Entries with figure data
◆ ◆ ◆ ◆ ◆ ◆ ◆

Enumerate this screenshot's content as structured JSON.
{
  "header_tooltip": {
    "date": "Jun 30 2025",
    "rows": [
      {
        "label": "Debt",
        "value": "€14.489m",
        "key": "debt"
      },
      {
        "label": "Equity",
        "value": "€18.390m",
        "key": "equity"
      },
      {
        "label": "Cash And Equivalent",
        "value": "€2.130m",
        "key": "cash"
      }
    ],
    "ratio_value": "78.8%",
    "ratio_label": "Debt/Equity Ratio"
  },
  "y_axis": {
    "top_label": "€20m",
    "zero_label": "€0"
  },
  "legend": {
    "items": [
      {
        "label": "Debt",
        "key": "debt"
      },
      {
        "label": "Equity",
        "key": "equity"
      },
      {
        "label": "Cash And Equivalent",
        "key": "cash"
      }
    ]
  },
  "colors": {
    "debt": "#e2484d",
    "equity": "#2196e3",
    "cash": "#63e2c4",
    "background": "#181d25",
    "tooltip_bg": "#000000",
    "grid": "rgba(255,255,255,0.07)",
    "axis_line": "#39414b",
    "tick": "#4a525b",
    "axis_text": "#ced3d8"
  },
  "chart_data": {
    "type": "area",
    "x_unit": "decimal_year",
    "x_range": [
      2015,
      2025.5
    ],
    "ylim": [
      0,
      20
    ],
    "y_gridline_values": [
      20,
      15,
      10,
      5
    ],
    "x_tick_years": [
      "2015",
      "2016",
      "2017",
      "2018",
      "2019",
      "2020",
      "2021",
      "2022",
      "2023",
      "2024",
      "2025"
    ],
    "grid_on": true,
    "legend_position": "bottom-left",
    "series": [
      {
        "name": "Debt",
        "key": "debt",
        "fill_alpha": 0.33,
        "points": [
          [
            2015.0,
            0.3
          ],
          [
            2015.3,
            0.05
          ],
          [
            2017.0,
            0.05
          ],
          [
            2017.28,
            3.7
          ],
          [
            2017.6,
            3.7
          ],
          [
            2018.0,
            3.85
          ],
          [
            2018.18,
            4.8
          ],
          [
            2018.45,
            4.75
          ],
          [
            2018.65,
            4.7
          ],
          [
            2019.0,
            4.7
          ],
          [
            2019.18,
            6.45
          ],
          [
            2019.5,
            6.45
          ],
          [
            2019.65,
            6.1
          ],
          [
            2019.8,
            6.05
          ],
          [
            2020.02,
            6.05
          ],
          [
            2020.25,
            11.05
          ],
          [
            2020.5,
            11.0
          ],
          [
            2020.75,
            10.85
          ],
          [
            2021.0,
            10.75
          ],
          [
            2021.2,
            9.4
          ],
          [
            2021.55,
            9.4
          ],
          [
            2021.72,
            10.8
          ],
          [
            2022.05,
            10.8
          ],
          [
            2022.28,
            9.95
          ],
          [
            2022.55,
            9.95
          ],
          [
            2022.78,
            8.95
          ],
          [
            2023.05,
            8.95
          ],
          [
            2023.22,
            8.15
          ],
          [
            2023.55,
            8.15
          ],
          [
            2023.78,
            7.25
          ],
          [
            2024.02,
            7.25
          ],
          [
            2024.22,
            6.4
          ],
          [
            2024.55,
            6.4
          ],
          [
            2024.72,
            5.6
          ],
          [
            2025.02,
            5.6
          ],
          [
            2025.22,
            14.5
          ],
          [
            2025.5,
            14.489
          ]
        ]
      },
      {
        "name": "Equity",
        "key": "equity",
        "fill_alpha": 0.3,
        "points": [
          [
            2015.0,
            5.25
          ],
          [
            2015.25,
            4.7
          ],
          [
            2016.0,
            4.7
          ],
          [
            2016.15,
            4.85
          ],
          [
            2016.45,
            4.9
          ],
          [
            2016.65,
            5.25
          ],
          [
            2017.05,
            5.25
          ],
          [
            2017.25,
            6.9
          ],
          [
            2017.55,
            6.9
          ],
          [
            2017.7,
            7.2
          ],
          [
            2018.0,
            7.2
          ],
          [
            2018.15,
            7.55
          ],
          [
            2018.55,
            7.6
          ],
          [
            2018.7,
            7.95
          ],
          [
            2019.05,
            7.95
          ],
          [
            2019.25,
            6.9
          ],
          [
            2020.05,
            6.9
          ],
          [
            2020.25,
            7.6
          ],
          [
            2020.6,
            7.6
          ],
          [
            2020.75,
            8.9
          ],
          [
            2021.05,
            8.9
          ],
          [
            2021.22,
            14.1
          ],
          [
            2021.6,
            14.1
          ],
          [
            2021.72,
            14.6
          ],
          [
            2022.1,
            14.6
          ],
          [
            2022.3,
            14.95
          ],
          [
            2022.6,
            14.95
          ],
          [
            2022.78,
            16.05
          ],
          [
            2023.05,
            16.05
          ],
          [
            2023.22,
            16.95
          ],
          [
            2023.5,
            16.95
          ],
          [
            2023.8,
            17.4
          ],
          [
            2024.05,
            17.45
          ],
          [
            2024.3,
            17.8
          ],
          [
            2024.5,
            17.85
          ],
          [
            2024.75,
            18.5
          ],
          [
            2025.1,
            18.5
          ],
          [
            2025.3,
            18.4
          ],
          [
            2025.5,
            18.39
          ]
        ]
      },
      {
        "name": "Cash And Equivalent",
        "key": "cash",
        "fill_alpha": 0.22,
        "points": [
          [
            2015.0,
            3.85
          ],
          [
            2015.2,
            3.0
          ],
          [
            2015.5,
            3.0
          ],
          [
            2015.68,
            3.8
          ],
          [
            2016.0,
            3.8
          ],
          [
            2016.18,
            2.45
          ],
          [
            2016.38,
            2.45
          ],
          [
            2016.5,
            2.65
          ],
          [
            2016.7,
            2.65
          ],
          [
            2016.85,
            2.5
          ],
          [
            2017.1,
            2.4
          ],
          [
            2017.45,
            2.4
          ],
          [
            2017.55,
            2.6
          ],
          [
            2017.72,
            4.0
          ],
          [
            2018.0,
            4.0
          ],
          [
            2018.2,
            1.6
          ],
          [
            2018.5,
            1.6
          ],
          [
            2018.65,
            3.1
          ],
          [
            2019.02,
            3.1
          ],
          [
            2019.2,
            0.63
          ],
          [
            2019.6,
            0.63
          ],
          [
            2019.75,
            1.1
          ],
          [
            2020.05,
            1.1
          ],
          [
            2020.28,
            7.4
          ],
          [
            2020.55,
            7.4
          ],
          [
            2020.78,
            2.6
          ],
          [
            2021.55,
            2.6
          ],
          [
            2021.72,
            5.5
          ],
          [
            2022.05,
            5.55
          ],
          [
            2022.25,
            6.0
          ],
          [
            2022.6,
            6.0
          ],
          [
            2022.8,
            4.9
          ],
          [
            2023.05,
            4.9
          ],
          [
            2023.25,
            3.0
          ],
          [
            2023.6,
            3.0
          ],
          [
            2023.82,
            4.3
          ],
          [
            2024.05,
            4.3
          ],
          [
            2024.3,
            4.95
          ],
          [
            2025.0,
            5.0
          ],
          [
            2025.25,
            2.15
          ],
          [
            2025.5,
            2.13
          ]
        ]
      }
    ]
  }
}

◆ ◆ ◆ ◆ ◆ ◆ ◆

## Aim of the exercise
Reproduce the listing above word for word.

## Result for this task
Enumerate this screenshot's content as structured JSON.
{
  "header_tooltip": {
    "date": "Jun 30 2025",
    "rows": [
      {
        "label": "Debt",
        "value": "€14.489m",
        "key": "debt"
      },
      {
        "label": "Equity",
        "value": "€18.390m",
        "key": "equity"
      },
      {
        "label": "Cash And Equivalent",
        "value": "€2.130m",
        "key": "cash"
      }
    ],
    "ratio_value": "78.8%",
    "ratio_label": "Debt/Equity Ratio"
  },
  "y_axis": {
    "top_label": "€20m",
    "zero_label": "€0"
  },
  "legend": {
    "items": [
      {
        "label": "Debt",
        "key": "debt"
      },
      {
        "label": "Equity",
        "key": "equity"
      },
      {
        "label": "Cash And Equivalent",
        "key": "cash"
      }
    ]
  },
  "colors": {
    "debt": "#e2484d",
    "equity": "#2196e3",
    "cash": "#63e2c4",
    "background": "#181d25",
    "tooltip_bg": "#000000",
    "grid": "rgba(255,255,255,0.07)",
    "axis_line": "#39414b",
    "tick": "#4a525b",
    "axis_text": "#ced3d8"
  },
  "chart_data": {
    "type": "area",
    "x_unit": "decimal_year",
    "x_range": [
      2015,
      2025.5
    ],
    "ylim": [
      0,
      20
    ],
    "y_gridline_values": [
      20,
      15,
      10,
      5
    ],
    "x_tick_years": [
      "2015",
      "2016",
      "2017",
      "2018",
      "2019",
      "2020",
      "2021",
      "2022",
      "2023",
      "2024",
      "2025"
    ],
    "grid_on": true,
    "legend_position": "bottom-left",
    "series": [
      {
        "name": "Debt",
        "key": "debt",
        "fill_alpha": 0.33,
        "points": [
          [
            2015.0,
            0.3
          ],
          [
            2015.3,
            0.05
          ],
          [
            2017.0,
            0.05
          ],
          [
            2017.28,
            3.7
          ],
          [
            2017.6,
            3.7
          ],
          [
            2018.0,
            3.85
          ],
          [
            2018.18,
            4.8
          ],
          [
            2018.45,
            4.75
          ],
          [
            2018.65,
            4.7
          ],
          [
            2019.0,
            4.7
          ],
          [
            2019.18,
            6.45
          ],
          [
            2019.5,
            6.45
          ],
          [
            2019.65,
            6.1
          ],
          [
            2019.8,
            6.05
          ],
          [
            2020.02,
            6.05
          ],
          [
            2020.25,
            11.05
          ],
          [
            2020.5,
            11.0
          ],
          [
            2020.75,
            10.85
          ],
          [
            2021.0,
            10.75
          ],
          [
            2021.2,
            9.4
          ],
          [
            2021.55,
            9.4
          ],
          [
            2021.72,
            10.8
          ],
          [
            2022.05,
            10.8
          ],
          [
            2022.28,
            9.95
          ],
          [
            2022.55,
            9.95
          ],
          [
            2022.78,
            8.95
          ],
          [
            2023.05,
            8.95
          ],
          [
            2023.22,
            8.15
          ],
          [
            2023.55,
            8.15
          ],
          [
            2023.78,
            7.25
          ],
          [
            2024.02,
            7.25
          ],
          [
            2024.22,
            6.4
          ],
          [
            2024.55,
            6.4
          ],
          [
            2024.72,
            5.6
          ],
          [
            2025.02,
            5.6
          ],
          [
            2025.22,
            14.5
          ],
          [
            2025.5,
            14.489
          ]
        ]
      },
      {
        "name": "Equity",
        "key": "equity",
        "fill_alpha": 0.3,
        "points": [
          [
            2015.0,
            5.25
          ],
          [
            2015.25,
            4.7
          ],
          [
            2016.0,
            4.7
          ],
          [
            2016.15,
            4.85
          ],
          [
            2016.45,
            4.9
          ],
          [
            2016.65,
            5.25
          ],
          [
            2017.05,
            5.25
          ],
          [
            2017.25,
            6.9
          ],
          [
            2017.55,
            6.9
          ],
          [
            2017.7,
            7.2
          ],
          [
            2018.0,
            7.2
          ],
          [
            2018.15,
            7.55
          ],
          [
            2018.55,
            7.6
          ],
          [
            2018.7,
            7.95
          ],
          [
            2019.05,
            7.95
          ],
          [
            2019.25,
            6.9
          ],
          [
            2020.05,
            6.9
          ],
          [
            2020.25,
            7.6
          ],
          [
            2020.6,
            7.6
          ],
          [
            2020.75,
            8.9
          ],
          [
            2021.05,
            8.9
          ],
          [
            2021.22,
            14.1
          ],
          [
            2021.6,
            14.1
          ],
          [
            2021.72,
            14.6
          ],
          [
            2022.1,
            14.6
          ],
          [
            2022.3,
            14.95
          ],
          [
            2022.6,
            14.95
          ],
          [
            2022.78,
            16.05
          ],
          [
            2023.05,
            16.05
          ],
          [
            2023.22,
            16.95
          ],
          [
            2023.5,
            16.95
          ],
          [
            2023.8,
            17.4
          ],
          [
            2024.05,
            17.45
          ],
          [
            2024.3,
            17.8
          ],
          [
            2024.5,
            17.85
          ],
          [
            2024.75,
            18.5
          ],
          [
            2025.1,
            18.5
          ],
          [
            2025.3,
            18.4
          ],
          [
            2025.5,
            18.39
          ]
        ]
      },
      {
        "name": "Cash And Equivalent",
        "key": "cash",
        "fill_alpha": 0.22,
        "points": [
          [
            2015.0,
            3.85
          ],
          [
            2015.2,
            3.0
          ],
          [
            2015.5,
            3.0
          ],
          [
            2015.68,
            3.8
          ],
          [
            2016.0,
            3.8
          ],
          [
            2016.18,
            2.45
          ],
          [
            2016.38,
            2.45
          ],
          [
            2016.5,
            2.65
          ],
          [
            2016.7,
            2.65
          ],
          [
            2016.85,
            2.5
          ],
          [
            2017.1,
            2.4
          ],
          [
            2017.45,
            2.4
          ],
          [
            2017.55,
            2.6
          ],
          [
            2017.72,
            4.0
          ],
          [
            2018.0,
            4.0
          ],
          [
            2018.2,
            1.6
          ],
          [
            2018.5,
            1.6
          ],
          [
            2018.65,
            3.1
          ],
          [
            2019.02,
            3.1
          ],
          [
            2019.2,
            0.63
          ],
          [
            2019.6,
            0.63
          ],
          [
            2019.75,
            1.1
          ],
          [
            2020.05,
            1.1
          ],
          [
            2020.28,
            7.4
          ],
          [
            2020.55,
            7.4
          ],
          [
            2020.78,
            2.6
          ],
          [
            2021.55,
            2.6
          ],
          [
            2021.72,
            5.5
          ],
          [
            2022.05,
            5.55
          ],
          [
            2022.25,
            6.0
          ],
          [
            2022.6,
            6.0
          ],
          [
            2022.8,
            4.9
          ],
          [
            2023.05,
            4.9
          ],
          [
            2023.25,
            3.0
          ],
          [
            2023.6,
            3.0
          ],
          [
            2023.82,
            4.3
          ],
          [
            2024.05,
            4.3
          ],
          [
            2024.3,
            4.95
          ],
          [
            2025.0,
            5.0
          ],
          [
            2025.25,
            2.15
          ],
          [
            2025.5,
            2.13
          ]
        ]
      }
    ]
  }
}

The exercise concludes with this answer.